- TASK GOAL -
Search the entries for the word "What" and pull out each line that has it.
-- START GIVEN DATA --
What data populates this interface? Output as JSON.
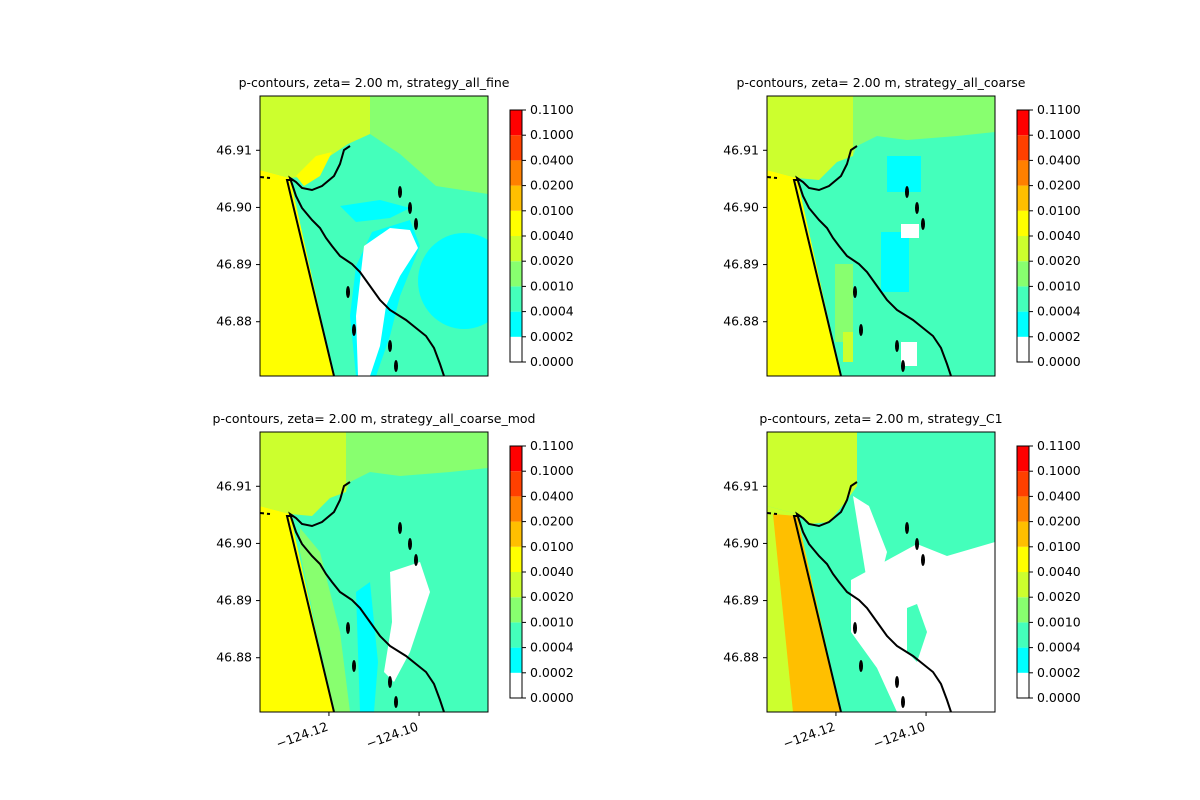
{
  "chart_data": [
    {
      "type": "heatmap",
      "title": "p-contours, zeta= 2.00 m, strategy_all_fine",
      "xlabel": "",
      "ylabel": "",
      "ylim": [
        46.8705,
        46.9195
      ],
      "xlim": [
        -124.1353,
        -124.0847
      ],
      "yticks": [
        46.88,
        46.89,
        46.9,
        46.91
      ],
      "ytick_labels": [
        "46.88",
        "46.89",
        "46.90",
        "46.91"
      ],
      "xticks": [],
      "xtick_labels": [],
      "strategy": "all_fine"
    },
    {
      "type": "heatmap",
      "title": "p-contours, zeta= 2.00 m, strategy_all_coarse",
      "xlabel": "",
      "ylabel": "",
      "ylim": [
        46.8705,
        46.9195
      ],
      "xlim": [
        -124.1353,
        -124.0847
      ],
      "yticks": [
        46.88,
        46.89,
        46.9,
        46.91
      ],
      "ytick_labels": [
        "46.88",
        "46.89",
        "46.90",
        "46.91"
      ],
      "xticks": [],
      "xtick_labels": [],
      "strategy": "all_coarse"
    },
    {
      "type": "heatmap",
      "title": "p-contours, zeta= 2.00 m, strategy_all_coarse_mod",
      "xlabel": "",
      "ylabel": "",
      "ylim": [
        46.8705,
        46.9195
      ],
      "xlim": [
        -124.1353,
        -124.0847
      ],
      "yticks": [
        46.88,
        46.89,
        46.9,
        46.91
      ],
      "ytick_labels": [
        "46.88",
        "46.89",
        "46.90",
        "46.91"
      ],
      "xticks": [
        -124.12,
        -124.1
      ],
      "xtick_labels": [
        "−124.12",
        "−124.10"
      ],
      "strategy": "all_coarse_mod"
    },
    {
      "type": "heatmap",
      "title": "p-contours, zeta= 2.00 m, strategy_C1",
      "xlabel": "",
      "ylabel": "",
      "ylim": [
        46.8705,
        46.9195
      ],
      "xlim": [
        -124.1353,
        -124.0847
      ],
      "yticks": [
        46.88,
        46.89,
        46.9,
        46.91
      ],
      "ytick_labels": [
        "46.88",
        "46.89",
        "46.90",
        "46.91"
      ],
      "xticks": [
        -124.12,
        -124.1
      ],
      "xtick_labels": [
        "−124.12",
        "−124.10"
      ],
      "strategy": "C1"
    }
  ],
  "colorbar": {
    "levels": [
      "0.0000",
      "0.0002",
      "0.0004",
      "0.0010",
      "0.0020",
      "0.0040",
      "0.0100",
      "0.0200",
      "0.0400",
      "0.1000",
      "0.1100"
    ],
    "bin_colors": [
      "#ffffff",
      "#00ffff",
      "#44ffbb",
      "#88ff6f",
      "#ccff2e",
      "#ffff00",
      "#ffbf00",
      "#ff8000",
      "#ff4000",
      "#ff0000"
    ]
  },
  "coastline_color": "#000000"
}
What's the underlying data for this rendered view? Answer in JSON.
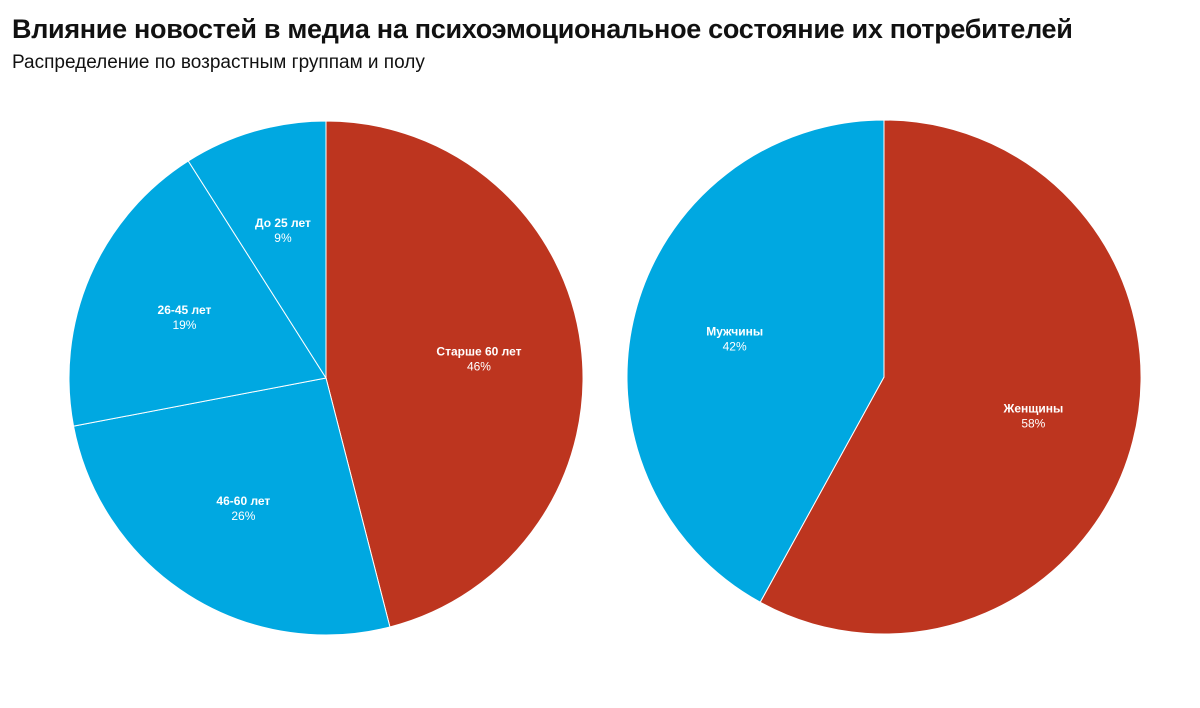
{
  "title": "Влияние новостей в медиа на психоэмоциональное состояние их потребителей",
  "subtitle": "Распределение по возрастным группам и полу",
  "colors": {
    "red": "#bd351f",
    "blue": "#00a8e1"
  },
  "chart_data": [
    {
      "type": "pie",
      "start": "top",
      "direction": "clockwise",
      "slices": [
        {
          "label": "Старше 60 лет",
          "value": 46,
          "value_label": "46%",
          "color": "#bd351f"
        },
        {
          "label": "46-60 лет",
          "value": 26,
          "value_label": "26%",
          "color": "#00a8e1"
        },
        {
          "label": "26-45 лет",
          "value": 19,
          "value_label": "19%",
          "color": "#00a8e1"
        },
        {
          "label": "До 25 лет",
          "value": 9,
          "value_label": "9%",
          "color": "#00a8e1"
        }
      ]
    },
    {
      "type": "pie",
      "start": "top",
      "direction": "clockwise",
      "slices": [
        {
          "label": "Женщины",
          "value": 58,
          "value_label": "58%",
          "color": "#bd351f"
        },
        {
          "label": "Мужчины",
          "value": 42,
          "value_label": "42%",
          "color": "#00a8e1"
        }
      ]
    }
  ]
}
-- END GIVEN DATA --
- ANSWER FOR THIS EXERCISE -
What data populates this interface? Output as JSON.
What's the underlying data for this rendered view? Answer in JSON.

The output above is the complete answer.